BEGIN RECORD LIST
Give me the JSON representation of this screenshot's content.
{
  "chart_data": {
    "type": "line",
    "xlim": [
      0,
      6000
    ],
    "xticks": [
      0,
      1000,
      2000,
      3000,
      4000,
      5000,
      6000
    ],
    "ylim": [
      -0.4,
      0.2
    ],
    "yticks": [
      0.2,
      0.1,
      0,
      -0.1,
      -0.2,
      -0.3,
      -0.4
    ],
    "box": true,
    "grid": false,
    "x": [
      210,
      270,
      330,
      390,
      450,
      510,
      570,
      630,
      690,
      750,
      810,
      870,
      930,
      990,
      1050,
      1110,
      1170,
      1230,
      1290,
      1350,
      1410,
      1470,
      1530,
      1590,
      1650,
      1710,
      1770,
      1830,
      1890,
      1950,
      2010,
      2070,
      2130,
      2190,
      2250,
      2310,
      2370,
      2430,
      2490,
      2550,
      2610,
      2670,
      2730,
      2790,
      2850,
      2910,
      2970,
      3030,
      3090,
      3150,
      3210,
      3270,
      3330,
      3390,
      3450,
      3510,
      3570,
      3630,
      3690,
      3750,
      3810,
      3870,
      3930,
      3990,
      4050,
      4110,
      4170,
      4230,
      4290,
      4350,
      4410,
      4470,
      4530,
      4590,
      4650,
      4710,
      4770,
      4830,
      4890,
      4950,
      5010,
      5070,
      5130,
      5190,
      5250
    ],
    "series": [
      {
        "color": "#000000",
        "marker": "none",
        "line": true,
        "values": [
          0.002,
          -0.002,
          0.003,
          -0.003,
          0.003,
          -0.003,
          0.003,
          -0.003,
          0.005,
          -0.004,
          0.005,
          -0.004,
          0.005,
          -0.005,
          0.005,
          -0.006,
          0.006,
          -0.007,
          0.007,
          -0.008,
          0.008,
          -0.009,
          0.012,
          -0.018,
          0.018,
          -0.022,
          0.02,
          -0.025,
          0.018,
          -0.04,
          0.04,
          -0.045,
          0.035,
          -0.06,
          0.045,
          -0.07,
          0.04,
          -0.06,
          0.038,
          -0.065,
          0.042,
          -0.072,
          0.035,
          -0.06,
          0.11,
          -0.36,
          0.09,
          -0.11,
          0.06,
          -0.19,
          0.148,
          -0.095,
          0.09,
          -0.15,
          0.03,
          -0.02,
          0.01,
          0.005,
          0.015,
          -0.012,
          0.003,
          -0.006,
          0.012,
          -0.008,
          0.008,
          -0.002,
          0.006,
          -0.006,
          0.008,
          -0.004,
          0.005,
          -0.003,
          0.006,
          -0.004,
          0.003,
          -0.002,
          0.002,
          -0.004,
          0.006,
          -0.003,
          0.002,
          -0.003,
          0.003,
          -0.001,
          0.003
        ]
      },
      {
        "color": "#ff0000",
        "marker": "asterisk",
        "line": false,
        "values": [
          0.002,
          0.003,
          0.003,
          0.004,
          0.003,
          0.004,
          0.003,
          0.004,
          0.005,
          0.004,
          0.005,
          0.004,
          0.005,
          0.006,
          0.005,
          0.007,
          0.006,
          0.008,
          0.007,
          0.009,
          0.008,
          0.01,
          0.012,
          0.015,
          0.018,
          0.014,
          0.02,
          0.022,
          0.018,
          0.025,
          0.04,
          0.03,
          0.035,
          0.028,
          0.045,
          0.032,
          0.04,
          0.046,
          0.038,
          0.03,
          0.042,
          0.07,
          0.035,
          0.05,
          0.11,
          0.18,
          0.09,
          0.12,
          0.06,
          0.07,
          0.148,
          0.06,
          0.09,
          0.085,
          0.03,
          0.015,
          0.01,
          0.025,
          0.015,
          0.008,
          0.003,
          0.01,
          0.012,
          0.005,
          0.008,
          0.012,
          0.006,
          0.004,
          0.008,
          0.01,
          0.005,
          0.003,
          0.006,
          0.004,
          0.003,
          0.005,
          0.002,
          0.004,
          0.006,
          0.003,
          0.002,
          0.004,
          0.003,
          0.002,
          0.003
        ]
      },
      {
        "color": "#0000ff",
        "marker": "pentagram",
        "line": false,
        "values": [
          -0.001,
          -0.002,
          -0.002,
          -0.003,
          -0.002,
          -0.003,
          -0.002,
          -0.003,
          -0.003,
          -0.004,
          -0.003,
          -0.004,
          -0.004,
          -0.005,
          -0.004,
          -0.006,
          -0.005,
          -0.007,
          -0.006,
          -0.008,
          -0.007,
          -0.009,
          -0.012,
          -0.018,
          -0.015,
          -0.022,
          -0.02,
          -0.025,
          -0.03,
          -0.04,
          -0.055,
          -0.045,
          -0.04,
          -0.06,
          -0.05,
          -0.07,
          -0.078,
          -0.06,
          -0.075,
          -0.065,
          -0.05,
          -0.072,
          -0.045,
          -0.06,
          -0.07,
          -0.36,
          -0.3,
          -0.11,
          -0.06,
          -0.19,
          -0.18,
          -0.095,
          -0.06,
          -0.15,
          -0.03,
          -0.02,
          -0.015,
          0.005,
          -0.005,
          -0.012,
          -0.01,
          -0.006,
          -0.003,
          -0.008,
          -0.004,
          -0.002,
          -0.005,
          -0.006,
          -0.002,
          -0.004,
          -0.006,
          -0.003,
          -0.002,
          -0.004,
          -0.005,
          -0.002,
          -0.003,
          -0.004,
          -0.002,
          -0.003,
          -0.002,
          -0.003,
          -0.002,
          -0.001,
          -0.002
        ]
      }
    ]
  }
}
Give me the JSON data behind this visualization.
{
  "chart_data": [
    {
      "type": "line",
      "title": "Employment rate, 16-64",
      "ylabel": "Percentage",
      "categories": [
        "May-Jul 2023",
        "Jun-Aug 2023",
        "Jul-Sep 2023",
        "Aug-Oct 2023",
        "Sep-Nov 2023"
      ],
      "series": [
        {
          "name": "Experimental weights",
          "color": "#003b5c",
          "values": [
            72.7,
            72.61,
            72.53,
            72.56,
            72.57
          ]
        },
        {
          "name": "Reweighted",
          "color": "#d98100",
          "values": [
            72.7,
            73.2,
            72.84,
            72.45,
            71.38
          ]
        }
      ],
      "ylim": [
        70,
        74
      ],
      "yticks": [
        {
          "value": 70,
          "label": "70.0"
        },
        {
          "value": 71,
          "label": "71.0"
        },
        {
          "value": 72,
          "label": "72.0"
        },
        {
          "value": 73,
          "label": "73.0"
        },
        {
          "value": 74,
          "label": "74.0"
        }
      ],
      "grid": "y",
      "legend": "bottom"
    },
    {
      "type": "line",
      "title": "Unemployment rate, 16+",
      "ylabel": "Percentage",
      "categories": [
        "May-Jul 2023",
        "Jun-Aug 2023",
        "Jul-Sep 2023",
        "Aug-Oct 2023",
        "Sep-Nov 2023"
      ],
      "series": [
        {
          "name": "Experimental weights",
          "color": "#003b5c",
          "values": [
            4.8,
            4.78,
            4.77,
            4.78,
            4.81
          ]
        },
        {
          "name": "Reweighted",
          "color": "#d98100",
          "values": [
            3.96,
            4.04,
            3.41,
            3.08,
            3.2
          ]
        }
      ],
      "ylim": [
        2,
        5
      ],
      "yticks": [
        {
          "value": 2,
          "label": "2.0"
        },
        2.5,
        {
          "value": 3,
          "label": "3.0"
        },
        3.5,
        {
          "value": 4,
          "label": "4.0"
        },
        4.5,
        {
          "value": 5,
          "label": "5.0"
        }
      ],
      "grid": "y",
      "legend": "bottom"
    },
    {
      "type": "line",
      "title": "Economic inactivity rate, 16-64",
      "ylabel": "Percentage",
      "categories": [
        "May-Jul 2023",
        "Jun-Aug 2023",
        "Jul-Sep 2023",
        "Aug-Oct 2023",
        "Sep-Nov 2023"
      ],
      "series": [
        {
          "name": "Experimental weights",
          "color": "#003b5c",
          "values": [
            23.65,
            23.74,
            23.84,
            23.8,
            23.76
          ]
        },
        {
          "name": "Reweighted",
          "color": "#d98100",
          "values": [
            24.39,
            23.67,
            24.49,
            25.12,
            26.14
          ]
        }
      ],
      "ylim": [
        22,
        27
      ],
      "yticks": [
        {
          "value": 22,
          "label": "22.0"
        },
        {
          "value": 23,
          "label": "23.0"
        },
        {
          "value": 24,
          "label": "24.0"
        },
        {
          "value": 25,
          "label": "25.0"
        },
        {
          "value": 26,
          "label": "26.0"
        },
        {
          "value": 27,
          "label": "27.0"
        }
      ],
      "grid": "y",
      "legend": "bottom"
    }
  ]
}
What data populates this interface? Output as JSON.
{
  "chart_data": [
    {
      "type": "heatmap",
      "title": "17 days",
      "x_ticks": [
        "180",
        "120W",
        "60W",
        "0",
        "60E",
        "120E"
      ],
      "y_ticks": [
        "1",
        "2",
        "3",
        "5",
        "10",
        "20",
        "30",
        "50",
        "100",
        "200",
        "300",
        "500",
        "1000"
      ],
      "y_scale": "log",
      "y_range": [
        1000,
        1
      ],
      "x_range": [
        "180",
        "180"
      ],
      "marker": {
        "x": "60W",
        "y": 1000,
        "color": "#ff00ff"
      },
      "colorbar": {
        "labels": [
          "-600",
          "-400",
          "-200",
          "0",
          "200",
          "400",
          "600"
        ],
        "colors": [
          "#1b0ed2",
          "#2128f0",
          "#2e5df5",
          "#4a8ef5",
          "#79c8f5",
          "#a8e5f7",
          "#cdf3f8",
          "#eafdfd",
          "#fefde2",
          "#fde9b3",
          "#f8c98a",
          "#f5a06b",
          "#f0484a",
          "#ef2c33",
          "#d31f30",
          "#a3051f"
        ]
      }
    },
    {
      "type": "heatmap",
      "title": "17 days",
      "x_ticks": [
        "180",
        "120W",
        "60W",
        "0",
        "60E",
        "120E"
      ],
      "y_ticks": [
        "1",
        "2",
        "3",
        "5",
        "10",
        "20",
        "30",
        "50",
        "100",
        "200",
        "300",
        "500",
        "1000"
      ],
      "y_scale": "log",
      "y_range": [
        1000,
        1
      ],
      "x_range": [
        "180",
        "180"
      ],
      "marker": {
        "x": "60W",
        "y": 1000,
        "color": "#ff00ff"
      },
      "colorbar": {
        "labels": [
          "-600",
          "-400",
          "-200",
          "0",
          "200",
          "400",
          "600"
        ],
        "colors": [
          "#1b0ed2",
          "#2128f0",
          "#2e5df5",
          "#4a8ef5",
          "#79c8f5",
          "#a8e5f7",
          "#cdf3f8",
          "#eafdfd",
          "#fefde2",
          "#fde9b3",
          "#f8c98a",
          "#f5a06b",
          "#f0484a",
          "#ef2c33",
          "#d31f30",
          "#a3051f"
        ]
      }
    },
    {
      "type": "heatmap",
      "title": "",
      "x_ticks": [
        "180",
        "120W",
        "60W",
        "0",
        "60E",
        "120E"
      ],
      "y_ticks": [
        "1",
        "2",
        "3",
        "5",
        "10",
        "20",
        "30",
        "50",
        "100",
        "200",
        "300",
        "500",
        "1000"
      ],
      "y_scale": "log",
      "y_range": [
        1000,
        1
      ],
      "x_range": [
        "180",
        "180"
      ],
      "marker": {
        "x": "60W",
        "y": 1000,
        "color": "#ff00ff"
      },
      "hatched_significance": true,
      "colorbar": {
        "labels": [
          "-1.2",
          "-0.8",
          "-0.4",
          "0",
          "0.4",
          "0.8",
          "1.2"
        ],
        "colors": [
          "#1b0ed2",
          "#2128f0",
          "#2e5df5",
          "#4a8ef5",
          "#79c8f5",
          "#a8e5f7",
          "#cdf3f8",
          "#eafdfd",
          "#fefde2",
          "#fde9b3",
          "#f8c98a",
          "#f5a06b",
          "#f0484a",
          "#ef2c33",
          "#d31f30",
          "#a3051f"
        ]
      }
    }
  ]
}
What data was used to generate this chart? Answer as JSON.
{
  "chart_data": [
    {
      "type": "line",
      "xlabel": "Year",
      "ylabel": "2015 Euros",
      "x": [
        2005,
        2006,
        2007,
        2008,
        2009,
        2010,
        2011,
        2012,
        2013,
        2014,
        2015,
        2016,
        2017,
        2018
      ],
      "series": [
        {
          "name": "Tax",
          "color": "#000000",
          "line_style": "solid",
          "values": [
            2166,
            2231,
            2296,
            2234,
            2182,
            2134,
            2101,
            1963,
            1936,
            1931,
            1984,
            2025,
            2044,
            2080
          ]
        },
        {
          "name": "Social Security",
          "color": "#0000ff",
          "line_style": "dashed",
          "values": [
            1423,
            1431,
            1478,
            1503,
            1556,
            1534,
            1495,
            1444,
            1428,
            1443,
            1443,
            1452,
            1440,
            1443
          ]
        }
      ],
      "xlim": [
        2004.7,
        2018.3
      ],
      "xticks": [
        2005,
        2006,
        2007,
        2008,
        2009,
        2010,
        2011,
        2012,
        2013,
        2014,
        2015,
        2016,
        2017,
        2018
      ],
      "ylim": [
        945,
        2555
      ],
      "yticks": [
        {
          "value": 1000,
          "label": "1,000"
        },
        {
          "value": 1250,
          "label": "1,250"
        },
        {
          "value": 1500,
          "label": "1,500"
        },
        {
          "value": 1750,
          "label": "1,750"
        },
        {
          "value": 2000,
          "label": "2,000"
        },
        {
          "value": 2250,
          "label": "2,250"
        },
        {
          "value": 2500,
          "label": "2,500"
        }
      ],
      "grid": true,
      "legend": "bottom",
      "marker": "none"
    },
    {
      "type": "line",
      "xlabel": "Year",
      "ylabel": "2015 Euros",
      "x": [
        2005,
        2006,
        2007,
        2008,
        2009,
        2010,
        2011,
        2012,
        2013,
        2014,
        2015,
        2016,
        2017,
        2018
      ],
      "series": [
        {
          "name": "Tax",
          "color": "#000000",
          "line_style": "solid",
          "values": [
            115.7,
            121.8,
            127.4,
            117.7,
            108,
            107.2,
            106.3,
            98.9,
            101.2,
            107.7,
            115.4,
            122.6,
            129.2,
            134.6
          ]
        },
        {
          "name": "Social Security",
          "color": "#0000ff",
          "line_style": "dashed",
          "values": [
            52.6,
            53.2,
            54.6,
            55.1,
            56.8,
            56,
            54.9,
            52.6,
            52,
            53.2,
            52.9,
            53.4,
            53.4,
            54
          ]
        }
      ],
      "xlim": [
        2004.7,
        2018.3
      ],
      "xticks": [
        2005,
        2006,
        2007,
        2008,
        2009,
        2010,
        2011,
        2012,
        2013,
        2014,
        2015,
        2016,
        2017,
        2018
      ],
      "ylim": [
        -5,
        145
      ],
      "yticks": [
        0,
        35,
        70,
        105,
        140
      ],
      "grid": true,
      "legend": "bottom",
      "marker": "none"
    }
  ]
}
END RECORD LIST
* PROBLEM TO SOLVE
Only lines that contain the word "JSON" are wanted; copy each of them.

* FINISHED EXERCISE
Give me the JSON representation of this screenshot's content.
Give me the JSON data behind this visualization.
What data populates this interface? Output as JSON.
What data was used to generate this chart? Answer as JSON.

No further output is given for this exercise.